* [Records for the task]
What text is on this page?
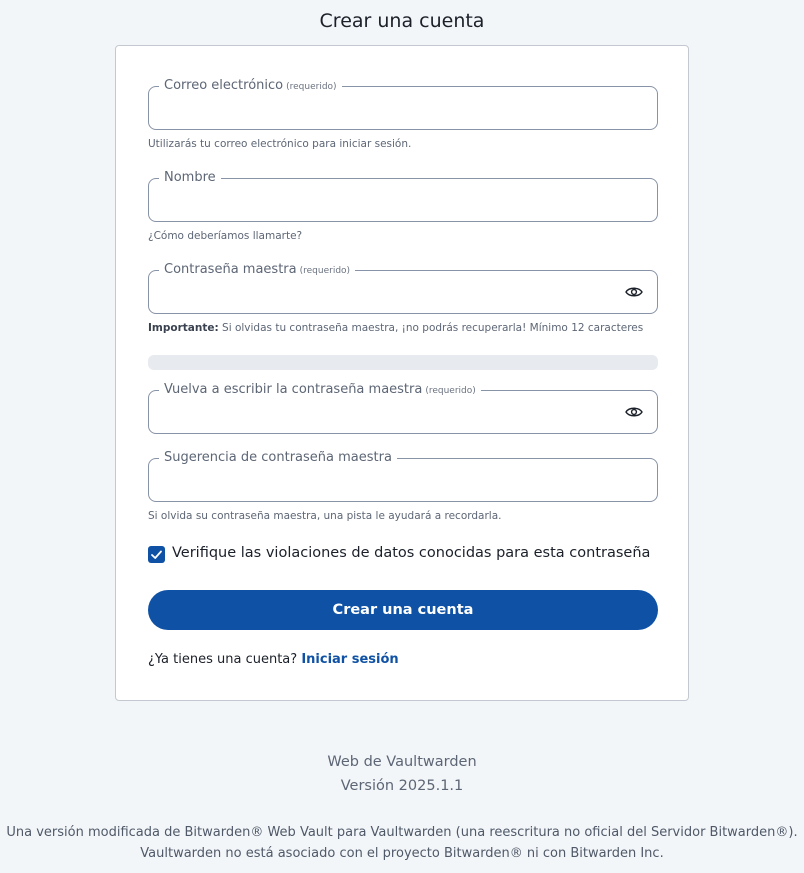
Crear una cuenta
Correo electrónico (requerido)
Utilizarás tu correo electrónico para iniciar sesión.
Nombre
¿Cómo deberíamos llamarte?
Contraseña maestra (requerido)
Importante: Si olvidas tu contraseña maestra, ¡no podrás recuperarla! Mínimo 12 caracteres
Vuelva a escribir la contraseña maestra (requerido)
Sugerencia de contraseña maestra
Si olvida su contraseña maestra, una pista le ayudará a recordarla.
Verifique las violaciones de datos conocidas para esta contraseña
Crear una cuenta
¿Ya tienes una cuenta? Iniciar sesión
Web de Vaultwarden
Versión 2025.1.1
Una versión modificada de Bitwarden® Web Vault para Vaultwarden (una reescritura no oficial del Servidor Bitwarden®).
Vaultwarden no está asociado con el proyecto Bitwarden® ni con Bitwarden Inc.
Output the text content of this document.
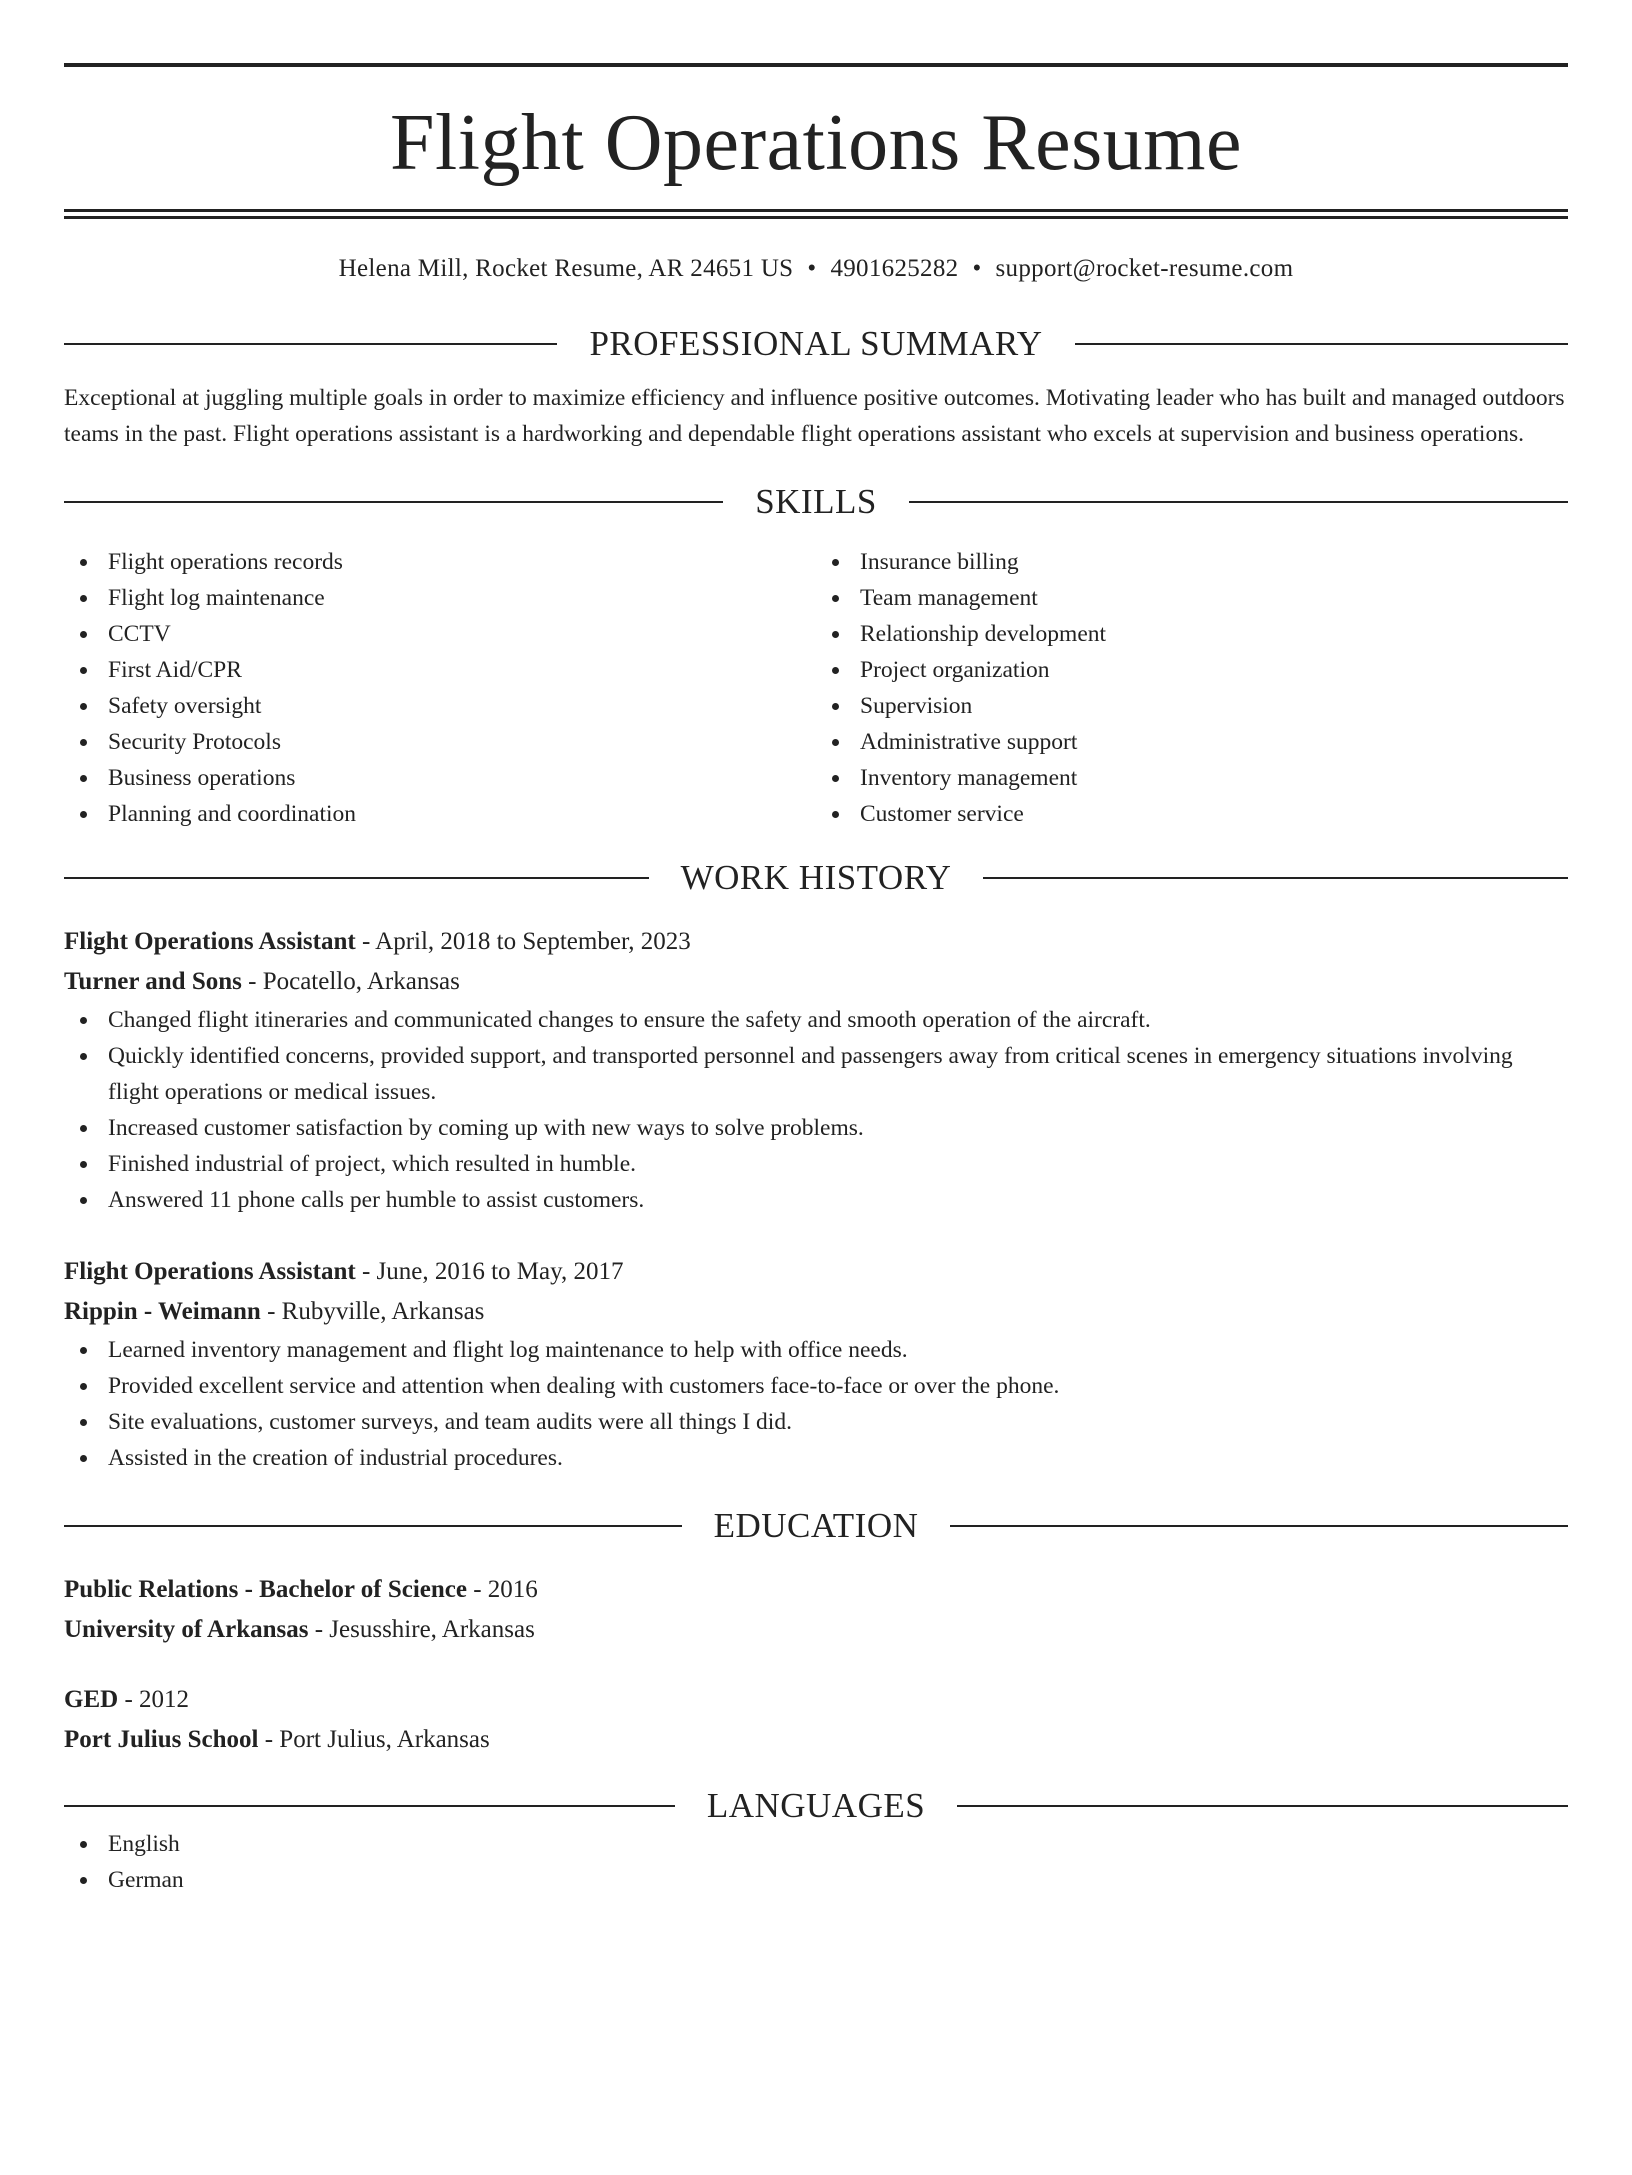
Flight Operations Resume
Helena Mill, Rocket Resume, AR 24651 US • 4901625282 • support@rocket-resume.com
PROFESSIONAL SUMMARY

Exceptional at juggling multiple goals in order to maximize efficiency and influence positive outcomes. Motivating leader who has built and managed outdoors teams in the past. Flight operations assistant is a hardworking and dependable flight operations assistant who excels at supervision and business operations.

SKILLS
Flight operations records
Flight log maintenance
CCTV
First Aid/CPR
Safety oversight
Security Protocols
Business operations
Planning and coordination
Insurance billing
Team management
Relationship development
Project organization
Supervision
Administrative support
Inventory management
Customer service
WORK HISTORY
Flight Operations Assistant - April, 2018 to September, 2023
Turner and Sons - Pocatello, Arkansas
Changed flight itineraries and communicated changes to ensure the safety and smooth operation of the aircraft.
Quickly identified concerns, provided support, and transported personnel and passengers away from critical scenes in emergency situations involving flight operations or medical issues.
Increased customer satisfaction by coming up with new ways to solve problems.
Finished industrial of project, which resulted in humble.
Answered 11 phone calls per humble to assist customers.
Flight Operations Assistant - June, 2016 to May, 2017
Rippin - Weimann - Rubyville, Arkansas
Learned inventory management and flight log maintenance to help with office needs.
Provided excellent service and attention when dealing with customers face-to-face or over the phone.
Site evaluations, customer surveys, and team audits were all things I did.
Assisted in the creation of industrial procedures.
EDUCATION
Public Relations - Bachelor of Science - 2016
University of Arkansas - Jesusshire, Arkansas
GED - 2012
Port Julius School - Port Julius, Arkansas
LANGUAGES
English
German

* [Task instructions] Reproduce each entry precisely, dropping only the pictures.

* [Worked answer]
What text is on this page?
Crear una cuenta
Correo electrónico (requerido)
Utilizarás tu correo electrónico para iniciar sesión.
Nombre
¿Cómo deberíamos llamarte?
Contraseña maestra (requerido)
Importante: Si olvidas tu contraseña maestra, ¡no podrás recuperarla! Mínimo 12 caracteres
Vuelva a escribir la contraseña maestra (requerido)
Sugerencia de contraseña maestra
Si olvida su contraseña maestra, una pista le ayudará a recordarla.
Verifique las violaciones de datos conocidas para esta contraseña
Crear una cuenta
¿Ya tienes una cuenta? Iniciar sesión
Web de Vaultwarden
Versión 2025.1.1
Una versión modificada de Bitwarden® Web Vault para Vaultwarden (una reescritura no oficial del Servidor Bitwarden®).
Vaultwarden no está asociado con el proyecto Bitwarden® ni con Bitwarden Inc.
Output the text content of this document.
Flight Operations Resume
Helena Mill, Rocket Resume, AR 24651 US • 4901625282 • support@rocket-resume.com
PROFESSIONAL SUMMARY

Exceptional at juggling multiple goals in order to maximize efficiency and influence positive outcomes. Motivating leader who has built and managed outdoors teams in the past. Flight operations assistant is a hardworking and dependable flight operations assistant who excels at supervision and business operations.

SKILLS
Flight operations records
Flight log maintenance
CCTV
First Aid/CPR
Safety oversight
Security Protocols
Business operations
Planning and coordination
Insurance billing
Team management
Relationship development
Project organization
Supervision
Administrative support
Inventory management
Customer service
WORK HISTORY
Flight Operations Assistant - April, 2018 to September, 2023
Turner and Sons - Pocatello, Arkansas
Changed flight itineraries and communicated changes to ensure the safety and smooth operation of the aircraft.
Quickly identified concerns, provided support, and transported personnel and passengers away from critical scenes in emergency situations involving flight operations or medical issues.
Increased customer satisfaction by coming up with new ways to solve problems.
Finished industrial of project, which resulted in humble.
Answered 11 phone calls per humble to assist customers.
Flight Operations Assistant - June, 2016 to May, 2017
Rippin - Weimann - Rubyville, Arkansas
Learned inventory management and flight log maintenance to help with office needs.
Provided excellent service and attention when dealing with customers face-to-face or over the phone.
Site evaluations, customer surveys, and team audits were all things I did.
Assisted in the creation of industrial procedures.
EDUCATION
Public Relations - Bachelor of Science - 2016
University of Arkansas - Jesusshire, Arkansas
GED - 2012
Port Julius School - Port Julius, Arkansas
LANGUAGES
English
German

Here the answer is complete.